Excerpts from a figure dataset:
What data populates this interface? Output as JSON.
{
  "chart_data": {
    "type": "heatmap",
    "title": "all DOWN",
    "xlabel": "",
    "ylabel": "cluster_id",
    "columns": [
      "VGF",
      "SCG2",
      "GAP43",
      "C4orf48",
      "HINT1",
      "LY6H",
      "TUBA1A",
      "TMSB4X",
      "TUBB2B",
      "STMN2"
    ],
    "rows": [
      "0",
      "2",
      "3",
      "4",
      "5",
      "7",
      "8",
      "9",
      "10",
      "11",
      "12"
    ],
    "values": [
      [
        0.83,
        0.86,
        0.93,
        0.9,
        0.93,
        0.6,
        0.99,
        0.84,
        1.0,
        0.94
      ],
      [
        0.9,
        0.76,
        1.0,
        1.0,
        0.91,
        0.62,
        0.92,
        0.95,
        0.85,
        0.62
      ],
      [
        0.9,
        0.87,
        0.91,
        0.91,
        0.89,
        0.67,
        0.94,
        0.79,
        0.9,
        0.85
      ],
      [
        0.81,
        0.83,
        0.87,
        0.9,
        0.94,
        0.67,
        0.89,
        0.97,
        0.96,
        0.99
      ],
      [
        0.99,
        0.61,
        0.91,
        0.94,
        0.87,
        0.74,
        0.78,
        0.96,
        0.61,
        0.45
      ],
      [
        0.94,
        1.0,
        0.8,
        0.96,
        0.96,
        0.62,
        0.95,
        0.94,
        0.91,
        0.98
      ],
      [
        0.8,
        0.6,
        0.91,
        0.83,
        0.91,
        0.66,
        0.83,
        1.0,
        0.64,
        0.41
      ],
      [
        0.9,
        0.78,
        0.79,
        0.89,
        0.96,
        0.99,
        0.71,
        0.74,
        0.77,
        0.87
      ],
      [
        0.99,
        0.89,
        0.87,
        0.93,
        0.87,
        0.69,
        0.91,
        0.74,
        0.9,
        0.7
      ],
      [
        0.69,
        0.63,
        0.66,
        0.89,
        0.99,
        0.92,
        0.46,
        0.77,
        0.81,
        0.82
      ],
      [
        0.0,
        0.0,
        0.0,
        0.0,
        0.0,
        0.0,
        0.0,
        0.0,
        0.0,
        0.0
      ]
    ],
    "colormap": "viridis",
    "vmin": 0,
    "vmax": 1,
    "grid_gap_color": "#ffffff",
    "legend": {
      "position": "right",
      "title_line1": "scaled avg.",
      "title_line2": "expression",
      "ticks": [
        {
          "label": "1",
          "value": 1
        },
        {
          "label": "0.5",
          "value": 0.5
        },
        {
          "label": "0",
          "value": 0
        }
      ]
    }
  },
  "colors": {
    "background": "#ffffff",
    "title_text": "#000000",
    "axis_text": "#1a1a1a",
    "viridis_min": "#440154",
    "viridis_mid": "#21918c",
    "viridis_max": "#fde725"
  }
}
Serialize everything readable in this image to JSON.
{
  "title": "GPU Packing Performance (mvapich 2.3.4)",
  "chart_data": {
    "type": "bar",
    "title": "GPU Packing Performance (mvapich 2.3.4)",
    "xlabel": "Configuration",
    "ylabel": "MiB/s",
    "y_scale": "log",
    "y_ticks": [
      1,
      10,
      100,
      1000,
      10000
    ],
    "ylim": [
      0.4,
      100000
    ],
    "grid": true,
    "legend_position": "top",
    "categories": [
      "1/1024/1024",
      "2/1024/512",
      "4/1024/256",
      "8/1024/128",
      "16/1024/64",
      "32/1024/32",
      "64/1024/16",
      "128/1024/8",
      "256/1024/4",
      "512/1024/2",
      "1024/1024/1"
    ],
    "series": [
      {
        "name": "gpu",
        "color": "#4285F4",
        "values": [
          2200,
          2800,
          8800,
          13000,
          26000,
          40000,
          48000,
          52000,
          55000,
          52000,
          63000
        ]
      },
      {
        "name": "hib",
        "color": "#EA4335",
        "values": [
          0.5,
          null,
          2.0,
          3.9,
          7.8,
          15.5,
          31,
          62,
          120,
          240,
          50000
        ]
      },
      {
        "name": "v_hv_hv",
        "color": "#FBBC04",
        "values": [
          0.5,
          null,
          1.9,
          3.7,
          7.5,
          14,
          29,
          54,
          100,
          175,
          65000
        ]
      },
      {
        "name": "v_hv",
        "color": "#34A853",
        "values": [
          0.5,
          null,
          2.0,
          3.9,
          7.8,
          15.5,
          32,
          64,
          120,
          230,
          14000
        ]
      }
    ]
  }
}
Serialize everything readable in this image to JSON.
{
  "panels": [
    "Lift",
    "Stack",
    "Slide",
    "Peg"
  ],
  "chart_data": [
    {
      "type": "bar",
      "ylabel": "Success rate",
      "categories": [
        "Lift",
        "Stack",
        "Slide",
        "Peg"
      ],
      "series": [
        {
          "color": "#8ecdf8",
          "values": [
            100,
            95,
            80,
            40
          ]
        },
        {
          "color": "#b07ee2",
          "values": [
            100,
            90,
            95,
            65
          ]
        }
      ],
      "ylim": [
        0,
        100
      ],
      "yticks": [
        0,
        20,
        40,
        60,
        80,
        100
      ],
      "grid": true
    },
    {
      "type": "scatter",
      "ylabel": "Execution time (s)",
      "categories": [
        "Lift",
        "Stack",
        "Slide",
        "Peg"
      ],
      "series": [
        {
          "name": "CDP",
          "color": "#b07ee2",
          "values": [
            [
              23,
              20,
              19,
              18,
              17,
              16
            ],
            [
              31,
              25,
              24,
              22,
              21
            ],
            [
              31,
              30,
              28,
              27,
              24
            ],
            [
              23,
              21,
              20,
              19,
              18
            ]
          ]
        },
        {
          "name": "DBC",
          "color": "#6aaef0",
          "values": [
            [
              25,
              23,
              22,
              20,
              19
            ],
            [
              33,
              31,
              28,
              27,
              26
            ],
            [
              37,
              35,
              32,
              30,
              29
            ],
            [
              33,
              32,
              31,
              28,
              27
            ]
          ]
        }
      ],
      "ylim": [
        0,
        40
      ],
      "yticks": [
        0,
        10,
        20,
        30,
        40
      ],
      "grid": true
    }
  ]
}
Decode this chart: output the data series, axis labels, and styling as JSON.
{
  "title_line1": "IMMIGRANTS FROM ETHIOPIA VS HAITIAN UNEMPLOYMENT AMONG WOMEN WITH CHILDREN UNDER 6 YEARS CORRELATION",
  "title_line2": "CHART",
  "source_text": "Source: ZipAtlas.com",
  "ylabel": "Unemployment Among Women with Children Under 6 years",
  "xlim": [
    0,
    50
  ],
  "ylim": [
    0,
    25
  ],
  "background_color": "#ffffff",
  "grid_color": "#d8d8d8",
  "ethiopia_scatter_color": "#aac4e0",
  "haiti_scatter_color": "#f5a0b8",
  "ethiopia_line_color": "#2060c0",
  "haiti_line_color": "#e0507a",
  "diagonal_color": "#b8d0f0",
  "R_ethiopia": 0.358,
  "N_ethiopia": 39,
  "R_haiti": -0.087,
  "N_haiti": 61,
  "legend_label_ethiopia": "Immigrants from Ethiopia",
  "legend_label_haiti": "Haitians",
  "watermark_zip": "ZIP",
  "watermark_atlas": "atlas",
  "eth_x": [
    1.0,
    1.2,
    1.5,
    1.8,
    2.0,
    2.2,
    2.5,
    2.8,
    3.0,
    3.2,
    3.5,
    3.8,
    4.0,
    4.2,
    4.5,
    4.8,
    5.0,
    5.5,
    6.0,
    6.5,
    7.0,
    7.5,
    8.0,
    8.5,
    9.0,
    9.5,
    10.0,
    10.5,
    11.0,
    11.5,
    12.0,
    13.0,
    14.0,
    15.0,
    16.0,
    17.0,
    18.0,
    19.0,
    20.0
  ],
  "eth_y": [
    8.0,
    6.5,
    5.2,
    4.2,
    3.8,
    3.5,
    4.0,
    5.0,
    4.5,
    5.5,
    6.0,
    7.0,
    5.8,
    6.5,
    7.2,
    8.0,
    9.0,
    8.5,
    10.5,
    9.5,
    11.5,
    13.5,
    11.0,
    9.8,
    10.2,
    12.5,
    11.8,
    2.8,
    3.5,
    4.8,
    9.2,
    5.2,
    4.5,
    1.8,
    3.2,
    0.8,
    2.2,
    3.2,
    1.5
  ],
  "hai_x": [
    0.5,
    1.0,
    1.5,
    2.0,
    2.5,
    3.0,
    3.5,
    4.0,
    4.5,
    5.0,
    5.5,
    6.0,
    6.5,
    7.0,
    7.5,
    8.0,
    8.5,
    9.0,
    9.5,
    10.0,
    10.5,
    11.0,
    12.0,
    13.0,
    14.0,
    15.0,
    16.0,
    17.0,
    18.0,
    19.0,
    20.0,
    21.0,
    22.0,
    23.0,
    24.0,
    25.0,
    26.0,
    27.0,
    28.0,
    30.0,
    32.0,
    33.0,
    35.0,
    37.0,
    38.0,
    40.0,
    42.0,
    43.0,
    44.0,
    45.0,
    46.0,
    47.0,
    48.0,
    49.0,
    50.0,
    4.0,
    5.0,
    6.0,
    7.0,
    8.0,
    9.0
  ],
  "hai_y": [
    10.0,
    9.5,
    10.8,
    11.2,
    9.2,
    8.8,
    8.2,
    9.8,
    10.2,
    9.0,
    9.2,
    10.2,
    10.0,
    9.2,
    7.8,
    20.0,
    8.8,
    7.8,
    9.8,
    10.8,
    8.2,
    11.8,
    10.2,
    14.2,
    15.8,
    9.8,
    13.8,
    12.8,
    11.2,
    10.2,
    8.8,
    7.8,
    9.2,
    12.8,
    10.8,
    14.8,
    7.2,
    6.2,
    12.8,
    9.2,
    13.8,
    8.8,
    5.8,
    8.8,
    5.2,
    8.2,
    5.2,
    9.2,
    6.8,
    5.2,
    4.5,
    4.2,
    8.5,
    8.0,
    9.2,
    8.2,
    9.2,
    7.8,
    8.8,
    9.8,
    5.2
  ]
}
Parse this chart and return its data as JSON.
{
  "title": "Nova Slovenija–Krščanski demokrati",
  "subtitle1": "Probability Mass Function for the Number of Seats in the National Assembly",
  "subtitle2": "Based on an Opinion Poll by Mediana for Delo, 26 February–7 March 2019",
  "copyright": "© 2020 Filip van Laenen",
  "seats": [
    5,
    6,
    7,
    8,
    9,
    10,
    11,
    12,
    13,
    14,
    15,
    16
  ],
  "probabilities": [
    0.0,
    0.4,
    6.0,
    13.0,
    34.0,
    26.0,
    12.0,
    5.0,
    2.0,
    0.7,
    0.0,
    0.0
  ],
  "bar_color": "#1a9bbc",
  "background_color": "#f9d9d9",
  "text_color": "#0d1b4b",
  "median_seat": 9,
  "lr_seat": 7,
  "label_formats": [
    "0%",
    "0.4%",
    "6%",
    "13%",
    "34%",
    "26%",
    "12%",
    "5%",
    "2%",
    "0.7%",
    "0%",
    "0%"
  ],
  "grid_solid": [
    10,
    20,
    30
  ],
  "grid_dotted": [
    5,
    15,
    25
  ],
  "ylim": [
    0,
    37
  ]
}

What is expected:
The word "JSON" may appear on some lines of these records; state how many such lines there are, and nothing else.

Result below:
5